MATERIALS PROVIDED
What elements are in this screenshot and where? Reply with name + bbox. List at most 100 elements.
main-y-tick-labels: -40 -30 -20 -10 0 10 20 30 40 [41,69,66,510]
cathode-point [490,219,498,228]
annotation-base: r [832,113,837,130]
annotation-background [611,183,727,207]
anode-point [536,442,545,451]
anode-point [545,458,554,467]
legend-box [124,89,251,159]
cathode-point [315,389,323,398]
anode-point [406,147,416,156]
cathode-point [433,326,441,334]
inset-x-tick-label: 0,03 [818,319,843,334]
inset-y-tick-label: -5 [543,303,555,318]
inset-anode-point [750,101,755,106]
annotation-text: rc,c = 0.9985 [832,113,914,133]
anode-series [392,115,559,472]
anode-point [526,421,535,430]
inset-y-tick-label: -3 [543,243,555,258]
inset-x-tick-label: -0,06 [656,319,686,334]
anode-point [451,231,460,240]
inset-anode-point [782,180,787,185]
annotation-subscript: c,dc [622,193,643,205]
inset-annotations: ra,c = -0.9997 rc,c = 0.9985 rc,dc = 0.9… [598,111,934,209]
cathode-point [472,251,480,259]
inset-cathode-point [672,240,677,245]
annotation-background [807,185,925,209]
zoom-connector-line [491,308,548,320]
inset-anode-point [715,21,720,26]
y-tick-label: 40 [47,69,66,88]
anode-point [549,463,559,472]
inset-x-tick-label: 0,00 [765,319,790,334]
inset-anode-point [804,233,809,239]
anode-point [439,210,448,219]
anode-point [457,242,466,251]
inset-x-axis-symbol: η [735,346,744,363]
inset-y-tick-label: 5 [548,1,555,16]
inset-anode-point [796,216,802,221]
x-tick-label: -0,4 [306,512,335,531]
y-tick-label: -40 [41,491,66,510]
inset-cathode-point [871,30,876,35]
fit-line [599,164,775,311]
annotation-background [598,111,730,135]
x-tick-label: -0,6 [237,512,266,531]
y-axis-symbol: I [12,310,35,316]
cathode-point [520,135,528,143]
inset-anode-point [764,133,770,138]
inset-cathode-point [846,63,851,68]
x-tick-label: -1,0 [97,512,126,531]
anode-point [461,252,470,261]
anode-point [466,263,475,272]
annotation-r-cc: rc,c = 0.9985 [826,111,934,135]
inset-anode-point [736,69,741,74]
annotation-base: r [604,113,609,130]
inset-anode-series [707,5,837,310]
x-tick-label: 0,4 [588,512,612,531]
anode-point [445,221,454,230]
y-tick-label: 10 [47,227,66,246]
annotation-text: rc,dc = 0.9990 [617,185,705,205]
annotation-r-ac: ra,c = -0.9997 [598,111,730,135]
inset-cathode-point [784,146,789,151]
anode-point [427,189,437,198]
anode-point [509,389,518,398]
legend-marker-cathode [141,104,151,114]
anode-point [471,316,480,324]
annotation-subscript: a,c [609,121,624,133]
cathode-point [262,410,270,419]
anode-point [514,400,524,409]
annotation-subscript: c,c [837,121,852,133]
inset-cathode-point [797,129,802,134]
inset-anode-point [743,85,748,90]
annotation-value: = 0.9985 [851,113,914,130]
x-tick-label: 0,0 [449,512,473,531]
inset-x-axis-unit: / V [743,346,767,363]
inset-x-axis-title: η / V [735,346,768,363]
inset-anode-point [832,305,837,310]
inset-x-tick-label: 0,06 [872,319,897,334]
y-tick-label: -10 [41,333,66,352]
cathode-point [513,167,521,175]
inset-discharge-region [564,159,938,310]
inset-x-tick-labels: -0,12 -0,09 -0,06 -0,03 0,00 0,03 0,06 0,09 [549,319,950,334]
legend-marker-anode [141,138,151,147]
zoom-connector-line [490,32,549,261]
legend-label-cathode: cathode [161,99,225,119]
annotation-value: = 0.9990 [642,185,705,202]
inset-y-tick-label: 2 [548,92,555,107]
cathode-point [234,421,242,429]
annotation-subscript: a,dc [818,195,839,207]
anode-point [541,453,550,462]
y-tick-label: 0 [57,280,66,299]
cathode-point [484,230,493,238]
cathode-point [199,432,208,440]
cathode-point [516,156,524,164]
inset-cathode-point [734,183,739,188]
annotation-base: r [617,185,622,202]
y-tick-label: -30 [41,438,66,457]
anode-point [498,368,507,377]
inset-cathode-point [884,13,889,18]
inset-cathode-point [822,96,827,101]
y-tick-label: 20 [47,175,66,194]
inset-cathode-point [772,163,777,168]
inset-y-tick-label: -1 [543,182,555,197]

JOB
Extract the lines of the material verbatim, starting with its first line and going on through the line containing "legend-box [124,89,251,159]".

ANSWER BELOW
What elements are in this screenshot and where? Reply with name + bbox. List at most 100 elements.
main-y-tick-labels: -40 -30 -20 -10 0 10 20 30 40 [41,69,66,510]
cathode-point [490,219,498,228]
annotation-base: r [832,113,837,130]
annotation-background [611,183,727,207]
anode-point [536,442,545,451]
anode-point [545,458,554,467]
legend-box [124,89,251,159]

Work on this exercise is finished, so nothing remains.